In the records below, find the line containing "Extract all readable text from this page."; copy exactly that line and all lines after it to the end, and nothing else.

# Start of Supplied data

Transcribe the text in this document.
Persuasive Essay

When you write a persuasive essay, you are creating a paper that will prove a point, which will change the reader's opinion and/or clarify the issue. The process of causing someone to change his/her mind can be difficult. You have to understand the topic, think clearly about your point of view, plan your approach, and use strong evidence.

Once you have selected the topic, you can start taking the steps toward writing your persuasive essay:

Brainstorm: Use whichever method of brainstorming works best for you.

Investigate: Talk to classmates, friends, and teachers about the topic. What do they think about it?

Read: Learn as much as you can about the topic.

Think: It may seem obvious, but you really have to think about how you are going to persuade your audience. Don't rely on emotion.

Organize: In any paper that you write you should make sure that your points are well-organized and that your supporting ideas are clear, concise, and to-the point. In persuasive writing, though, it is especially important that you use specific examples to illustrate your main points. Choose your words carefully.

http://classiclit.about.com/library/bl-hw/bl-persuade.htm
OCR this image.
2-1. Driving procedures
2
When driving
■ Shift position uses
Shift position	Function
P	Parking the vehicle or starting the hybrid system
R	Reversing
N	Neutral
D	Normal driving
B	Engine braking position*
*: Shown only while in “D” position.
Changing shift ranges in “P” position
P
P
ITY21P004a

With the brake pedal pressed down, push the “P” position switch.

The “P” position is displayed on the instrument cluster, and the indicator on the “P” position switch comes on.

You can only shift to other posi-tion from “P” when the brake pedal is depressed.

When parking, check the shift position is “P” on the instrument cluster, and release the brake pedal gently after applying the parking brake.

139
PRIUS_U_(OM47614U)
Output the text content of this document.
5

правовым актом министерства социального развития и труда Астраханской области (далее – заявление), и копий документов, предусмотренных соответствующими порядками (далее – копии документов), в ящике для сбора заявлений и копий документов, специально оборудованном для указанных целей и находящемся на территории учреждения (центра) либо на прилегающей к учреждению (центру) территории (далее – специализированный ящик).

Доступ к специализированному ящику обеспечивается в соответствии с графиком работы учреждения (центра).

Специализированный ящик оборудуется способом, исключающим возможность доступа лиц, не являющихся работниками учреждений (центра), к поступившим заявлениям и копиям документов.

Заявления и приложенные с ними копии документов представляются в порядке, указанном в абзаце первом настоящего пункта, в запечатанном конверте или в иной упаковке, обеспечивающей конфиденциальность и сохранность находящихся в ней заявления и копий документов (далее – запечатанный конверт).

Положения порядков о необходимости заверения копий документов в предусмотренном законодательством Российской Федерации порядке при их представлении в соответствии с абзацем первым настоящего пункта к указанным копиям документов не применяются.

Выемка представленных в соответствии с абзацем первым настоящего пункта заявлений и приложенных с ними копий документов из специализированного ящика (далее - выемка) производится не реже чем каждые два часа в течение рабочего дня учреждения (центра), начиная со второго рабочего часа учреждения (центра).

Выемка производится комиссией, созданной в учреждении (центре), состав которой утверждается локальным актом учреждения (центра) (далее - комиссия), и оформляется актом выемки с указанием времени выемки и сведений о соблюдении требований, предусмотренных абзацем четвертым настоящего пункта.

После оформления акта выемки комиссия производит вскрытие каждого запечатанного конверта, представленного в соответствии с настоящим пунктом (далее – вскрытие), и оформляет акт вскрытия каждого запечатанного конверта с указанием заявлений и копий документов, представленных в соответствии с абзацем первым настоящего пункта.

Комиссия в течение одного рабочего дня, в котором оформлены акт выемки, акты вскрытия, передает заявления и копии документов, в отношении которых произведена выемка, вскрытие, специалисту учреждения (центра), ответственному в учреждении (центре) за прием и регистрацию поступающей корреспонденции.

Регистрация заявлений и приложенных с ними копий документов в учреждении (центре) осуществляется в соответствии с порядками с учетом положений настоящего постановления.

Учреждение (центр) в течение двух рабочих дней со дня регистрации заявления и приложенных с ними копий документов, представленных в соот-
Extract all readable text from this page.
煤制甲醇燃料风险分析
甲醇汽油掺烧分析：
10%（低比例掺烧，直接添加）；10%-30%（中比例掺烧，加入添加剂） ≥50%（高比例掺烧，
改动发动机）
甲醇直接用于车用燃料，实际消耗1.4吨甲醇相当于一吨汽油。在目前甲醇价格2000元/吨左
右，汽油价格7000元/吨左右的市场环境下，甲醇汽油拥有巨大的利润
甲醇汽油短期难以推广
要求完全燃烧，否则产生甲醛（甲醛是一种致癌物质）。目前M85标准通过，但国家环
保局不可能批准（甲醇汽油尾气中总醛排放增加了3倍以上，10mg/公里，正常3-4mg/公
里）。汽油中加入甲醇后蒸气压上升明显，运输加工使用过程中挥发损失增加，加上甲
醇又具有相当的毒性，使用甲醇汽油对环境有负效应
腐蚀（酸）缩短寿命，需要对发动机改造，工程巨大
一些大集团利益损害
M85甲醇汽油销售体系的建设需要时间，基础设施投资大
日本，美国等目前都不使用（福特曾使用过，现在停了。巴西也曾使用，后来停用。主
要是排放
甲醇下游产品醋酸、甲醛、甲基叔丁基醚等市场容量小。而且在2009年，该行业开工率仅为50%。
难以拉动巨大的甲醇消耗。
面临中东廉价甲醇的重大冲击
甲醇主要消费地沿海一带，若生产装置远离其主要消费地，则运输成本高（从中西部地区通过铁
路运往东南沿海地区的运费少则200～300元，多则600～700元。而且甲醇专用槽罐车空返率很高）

# End of Supplied data

**Exercise answer:**
Extract all readable text from this page.
煤制甲醇燃料风险分析
甲醇汽油掺烧分析：
10%（低比例掺烧，直接添加）；10%-30%（中比例掺烧，加入添加剂） ≥50%（高比例掺烧，
改动发动机）
甲醇直接用于车用燃料，实际消耗1.4吨甲醇相当于一吨汽油。在目前甲醇价格2000元/吨左
右，汽油价格7000元/吨左右的市场环境下，甲醇汽油拥有巨大的利润
甲醇汽油短期难以推广
要求完全燃烧，否则产生甲醛（甲醛是一种致癌物质）。目前M85标准通过，但国家环
保局不可能批准（甲醇汽油尾气中总醛排放增加了3倍以上，10mg/公里，正常3-4mg/公
里）。汽油中加入甲醇后蒸气压上升明显，运输加工使用过程中挥发损失增加，加上甲
醇又具有相当的毒性，使用甲醇汽油对环境有负效应
腐蚀（酸）缩短寿命，需要对发动机改造，工程巨大
一些大集团利益损害
M85甲醇汽油销售体系的建设需要时间，基础设施投资大
日本，美国等目前都不使用（福特曾使用过，现在停了。巴西也曾使用，后来停用。主
要是排放
甲醇下游产品醋酸、甲醛、甲基叔丁基醚等市场容量小。而且在2009年，该行业开工率仅为50%。
难以拉动巨大的甲醇消耗。
面临中东廉价甲醇的重大冲击
甲醇主要消费地沿海一带，若生产装置远离其主要消费地，则运输成本高（从中西部地区通过铁
路运往东南沿海地区的运费少则200～300元，多则600～700元。而且甲醇专用槽罐车空返率很高）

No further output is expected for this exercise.